What to produce —
Give only the number of lines that contain the word "checked".

━━ Given information ━━

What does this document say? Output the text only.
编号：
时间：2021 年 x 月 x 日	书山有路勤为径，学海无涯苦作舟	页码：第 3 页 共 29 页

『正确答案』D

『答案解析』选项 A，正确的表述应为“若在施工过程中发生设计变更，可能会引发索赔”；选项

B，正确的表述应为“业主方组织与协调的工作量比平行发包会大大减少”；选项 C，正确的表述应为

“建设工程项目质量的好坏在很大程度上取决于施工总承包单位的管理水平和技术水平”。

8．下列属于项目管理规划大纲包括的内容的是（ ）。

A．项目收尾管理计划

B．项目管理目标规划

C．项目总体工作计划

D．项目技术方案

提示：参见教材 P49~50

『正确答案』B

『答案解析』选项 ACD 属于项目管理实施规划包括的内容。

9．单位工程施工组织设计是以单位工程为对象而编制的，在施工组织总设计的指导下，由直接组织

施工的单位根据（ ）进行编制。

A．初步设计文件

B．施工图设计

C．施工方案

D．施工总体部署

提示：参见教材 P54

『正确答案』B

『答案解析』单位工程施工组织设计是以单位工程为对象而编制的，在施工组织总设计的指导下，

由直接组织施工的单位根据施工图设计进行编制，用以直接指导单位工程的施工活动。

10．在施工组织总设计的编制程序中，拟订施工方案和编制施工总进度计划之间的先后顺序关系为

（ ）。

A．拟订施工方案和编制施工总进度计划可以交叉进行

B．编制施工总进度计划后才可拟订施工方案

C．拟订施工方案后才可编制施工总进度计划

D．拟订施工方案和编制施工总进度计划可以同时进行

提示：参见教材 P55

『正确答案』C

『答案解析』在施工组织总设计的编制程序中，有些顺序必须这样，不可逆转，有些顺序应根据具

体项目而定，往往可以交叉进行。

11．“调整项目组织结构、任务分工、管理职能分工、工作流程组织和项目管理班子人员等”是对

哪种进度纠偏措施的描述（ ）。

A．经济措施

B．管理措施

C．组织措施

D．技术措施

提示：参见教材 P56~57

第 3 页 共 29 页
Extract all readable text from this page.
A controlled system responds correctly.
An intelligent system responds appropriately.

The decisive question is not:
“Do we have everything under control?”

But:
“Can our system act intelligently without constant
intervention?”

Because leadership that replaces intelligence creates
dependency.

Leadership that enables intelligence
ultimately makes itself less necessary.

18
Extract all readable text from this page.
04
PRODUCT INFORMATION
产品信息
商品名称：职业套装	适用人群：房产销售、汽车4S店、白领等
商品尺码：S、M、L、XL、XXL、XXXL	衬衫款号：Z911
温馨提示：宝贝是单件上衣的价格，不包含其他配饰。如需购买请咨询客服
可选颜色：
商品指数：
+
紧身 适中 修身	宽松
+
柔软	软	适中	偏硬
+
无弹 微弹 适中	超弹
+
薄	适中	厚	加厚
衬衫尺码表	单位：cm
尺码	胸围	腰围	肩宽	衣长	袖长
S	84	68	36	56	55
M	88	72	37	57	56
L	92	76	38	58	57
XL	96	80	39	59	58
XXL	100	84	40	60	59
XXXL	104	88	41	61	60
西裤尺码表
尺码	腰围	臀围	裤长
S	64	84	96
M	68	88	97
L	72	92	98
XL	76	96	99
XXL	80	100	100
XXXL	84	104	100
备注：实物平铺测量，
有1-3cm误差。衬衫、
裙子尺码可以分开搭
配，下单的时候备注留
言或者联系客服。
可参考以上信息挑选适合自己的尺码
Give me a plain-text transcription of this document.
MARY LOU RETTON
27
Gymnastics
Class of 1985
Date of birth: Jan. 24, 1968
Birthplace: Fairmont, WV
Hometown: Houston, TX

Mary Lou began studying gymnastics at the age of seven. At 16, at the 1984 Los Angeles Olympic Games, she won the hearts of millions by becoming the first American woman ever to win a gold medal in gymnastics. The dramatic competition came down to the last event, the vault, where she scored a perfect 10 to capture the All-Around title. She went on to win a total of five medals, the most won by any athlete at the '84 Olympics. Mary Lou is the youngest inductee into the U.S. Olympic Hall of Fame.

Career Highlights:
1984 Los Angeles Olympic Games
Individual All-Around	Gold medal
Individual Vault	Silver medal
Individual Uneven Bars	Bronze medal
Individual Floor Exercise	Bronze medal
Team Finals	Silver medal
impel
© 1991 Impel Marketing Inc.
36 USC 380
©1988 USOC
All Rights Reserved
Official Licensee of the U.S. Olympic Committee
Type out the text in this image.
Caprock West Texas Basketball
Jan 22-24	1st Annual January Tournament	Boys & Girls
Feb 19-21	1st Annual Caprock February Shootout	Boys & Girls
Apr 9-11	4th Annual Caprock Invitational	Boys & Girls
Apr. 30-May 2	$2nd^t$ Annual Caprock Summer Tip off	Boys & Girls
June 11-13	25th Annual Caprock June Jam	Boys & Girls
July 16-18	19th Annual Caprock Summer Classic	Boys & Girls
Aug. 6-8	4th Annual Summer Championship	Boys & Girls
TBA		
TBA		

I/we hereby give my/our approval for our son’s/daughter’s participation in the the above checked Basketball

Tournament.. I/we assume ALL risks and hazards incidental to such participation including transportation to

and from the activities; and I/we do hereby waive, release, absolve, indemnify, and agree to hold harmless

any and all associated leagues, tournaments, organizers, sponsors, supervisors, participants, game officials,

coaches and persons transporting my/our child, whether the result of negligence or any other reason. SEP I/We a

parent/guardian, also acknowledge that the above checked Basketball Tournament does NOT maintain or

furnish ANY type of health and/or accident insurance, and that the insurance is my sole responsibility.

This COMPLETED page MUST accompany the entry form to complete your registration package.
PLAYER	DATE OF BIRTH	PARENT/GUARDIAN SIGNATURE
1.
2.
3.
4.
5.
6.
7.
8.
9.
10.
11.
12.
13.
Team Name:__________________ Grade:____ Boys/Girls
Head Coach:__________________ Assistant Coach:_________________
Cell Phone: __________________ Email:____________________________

━━━

Solution to this problem —
2